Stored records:

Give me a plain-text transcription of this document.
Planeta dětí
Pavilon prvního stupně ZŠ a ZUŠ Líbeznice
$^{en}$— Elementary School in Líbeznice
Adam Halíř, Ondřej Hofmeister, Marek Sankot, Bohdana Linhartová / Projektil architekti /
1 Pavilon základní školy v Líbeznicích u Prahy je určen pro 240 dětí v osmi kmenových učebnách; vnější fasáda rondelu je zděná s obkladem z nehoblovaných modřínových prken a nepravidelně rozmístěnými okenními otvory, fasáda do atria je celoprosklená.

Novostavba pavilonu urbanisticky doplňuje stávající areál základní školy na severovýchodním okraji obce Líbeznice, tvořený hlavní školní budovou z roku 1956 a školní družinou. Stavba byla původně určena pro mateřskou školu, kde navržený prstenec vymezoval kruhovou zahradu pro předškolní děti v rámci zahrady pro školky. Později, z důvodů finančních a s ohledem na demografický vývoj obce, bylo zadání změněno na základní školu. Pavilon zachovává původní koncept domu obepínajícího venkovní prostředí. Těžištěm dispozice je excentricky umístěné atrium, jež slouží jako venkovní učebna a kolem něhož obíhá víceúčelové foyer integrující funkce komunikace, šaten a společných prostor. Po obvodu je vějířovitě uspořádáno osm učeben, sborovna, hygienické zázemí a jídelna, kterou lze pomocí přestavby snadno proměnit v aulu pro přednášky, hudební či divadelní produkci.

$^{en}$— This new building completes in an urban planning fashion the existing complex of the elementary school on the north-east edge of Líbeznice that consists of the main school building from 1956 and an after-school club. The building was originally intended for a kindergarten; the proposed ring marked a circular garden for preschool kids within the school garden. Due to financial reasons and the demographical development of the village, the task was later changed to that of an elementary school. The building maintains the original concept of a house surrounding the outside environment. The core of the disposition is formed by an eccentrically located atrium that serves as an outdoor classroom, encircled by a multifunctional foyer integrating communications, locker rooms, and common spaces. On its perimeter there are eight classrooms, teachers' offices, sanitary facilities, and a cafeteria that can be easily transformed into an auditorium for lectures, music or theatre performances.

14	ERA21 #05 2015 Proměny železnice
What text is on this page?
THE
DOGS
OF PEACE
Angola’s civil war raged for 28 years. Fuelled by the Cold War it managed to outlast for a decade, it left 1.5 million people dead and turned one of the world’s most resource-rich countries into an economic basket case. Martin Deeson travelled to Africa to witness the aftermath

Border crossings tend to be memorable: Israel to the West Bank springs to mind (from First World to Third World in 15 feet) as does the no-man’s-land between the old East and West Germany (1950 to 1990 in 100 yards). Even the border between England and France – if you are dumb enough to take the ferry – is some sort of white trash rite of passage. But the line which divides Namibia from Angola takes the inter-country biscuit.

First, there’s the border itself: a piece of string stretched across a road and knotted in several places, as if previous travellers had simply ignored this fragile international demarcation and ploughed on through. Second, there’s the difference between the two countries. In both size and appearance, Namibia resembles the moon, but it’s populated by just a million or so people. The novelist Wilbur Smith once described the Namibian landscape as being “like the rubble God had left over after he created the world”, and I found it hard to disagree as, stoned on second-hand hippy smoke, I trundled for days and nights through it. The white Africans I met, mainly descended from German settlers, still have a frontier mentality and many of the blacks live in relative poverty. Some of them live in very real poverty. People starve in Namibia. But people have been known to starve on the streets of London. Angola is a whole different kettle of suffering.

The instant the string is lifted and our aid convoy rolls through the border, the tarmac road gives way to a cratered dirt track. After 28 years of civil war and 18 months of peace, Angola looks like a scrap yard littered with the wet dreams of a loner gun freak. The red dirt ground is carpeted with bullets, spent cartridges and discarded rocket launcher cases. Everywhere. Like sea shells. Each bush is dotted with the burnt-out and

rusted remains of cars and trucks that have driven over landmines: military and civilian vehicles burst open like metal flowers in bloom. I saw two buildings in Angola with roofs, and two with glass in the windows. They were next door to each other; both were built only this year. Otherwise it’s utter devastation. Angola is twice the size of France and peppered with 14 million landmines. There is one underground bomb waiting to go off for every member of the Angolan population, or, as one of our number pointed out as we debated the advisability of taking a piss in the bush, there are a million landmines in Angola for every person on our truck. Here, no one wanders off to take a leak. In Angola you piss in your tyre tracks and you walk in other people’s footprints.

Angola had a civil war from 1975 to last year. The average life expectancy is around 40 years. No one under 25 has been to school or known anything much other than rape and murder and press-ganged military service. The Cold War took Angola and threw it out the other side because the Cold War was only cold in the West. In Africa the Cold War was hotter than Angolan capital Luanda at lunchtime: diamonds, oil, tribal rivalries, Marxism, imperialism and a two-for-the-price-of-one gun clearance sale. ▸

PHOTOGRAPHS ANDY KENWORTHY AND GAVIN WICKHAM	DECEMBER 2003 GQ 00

THE REQUEST: Can you give every line above again, exactly as written?

FULL SOLUTION:
Give me a plain-text transcription of this document.
Planeta dětí
Pavilon prvního stupně ZŠ a ZUŠ Líbeznice
$^{en}$— Elementary School in Líbeznice
Adam Halíř, Ondřej Hofmeister, Marek Sankot, Bohdana Linhartová / Projektil architekti /
1 Pavilon základní školy v Líbeznicích u Prahy je určen pro 240 dětí v osmi kmenových učebnách; vnější fasáda rondelu je zděná s obkladem z nehoblovaných modřínových prken a nepravidelně rozmístěnými okenními otvory, fasáda do atria je celoprosklená.

Novostavba pavilonu urbanisticky doplňuje stávající areál základní školy na severovýchodním okraji obce Líbeznice, tvořený hlavní školní budovou z roku 1956 a školní družinou. Stavba byla původně určena pro mateřskou školu, kde navržený prstenec vymezoval kruhovou zahradu pro předškolní děti v rámci zahrady pro školky. Později, z důvodů finančních a s ohledem na demografický vývoj obce, bylo zadání změněno na základní školu. Pavilon zachovává původní koncept domu obepínajícího venkovní prostředí. Těžištěm dispozice je excentricky umístěné atrium, jež slouží jako venkovní učebna a kolem něhož obíhá víceúčelové foyer integrující funkce komunikace, šaten a společných prostor. Po obvodu je vějířovitě uspořádáno osm učeben, sborovna, hygienické zázemí a jídelna, kterou lze pomocí přestavby snadno proměnit v aulu pro přednášky, hudební či divadelní produkci.

$^{en}$— This new building completes in an urban planning fashion the existing complex of the elementary school on the north-east edge of Líbeznice that consists of the main school building from 1956 and an after-school club. The building was originally intended for a kindergarten; the proposed ring marked a circular garden for preschool kids within the school garden. Due to financial reasons and the demographical development of the village, the task was later changed to that of an elementary school. The building maintains the original concept of a house surrounding the outside environment. The core of the disposition is formed by an eccentrically located atrium that serves as an outdoor classroom, encircled by a multifunctional foyer integrating communications, locker rooms, and common spaces. On its perimeter there are eight classrooms, teachers' offices, sanitary facilities, and a cafeteria that can be easily transformed into an auditorium for lectures, music or theatre performances.

14	ERA21 #05 2015 Proměny železnice
What text is on this page?
THE
DOGS
OF PEACE
Angola’s civil war raged for 28 years. Fuelled by the Cold War it managed to outlast for a decade, it left 1.5 million people dead and turned one of the world’s most resource-rich countries into an economic basket case. Martin Deeson travelled to Africa to witness the aftermath

Border crossings tend to be memorable: Israel to the West Bank springs to mind (from First World to Third World in 15 feet) as does the no-man’s-land between the old East and West Germany (1950 to 1990 in 100 yards). Even the border between England and France – if you are dumb enough to take the ferry – is some sort of white trash rite of passage. But the line which divides Namibia from Angola takes the inter-country biscuit.

First, there’s the border itself: a piece of string stretched across a road and knotted in several places, as if previous travellers had simply ignored this fragile international demarcation and ploughed on through. Second, there’s the difference between the two countries. In both size and appearance, Namibia resembles the moon, but it’s populated by just a million or so people. The novelist Wilbur Smith once described the Namibian landscape as being “like the rubble God had left over after he created the world”, and I found it hard to disagree as, stoned on second-hand hippy smoke, I trundled for days and nights through it. The white Africans I met, mainly descended from German settlers, still have a frontier mentality and many of the blacks live in relative poverty. Some of them live in very real poverty. People starve in Namibia. But people have been known to starve on the streets of London. Angola is a whole different kettle of suffering.

The instant the string is lifted and our aid convoy rolls through the border, the tarmac road gives way to a cratered dirt track. After 28 years of civil war and 18 months of peace, Angola looks like a scrap yard littered with the wet dreams of a loner gun freak. The red dirt ground is carpeted with bullets, spent cartridges and discarded rocket launcher cases. Everywhere. Like sea shells. Each bush is dotted with the burnt-out and

rusted remains of cars and trucks that have driven over landmines: military and civilian vehicles burst open like metal flowers in bloom. I saw two buildings in Angola with roofs, and two with glass in the windows. They were next door to each other; both were built only this year. Otherwise it’s utter devastation. Angola is twice the size of France and peppered with 14 million landmines. There is one underground bomb waiting to go off for every member of the Angolan population, or, as one of our number pointed out as we debated the advisability of taking a piss in the bush, there are a million landmines in Angola for every person on our truck. Here, no one wanders off to take a leak. In Angola you piss in your tyre tracks and you walk in other people’s footprints.

Angola had a civil war from 1975 to last year. The average life expectancy is around 40 years. No one under 25 has been to school or known anything much other than rape and murder and press-ganged military service. The Cold War took Angola and threw it out the other side because the Cold War was only cold in the West. In Africa the Cold War was hotter than Angolan capital Luanda at lunchtime: diamonds, oil, tribal rivalries, Marxism, imperialism and a two-for-the-price-of-one gun clearance sale. ▸

PHOTOGRAPHS ANDY KENWORTHY AND GAVIN WICKHAM	DECEMBER 2003 GQ 00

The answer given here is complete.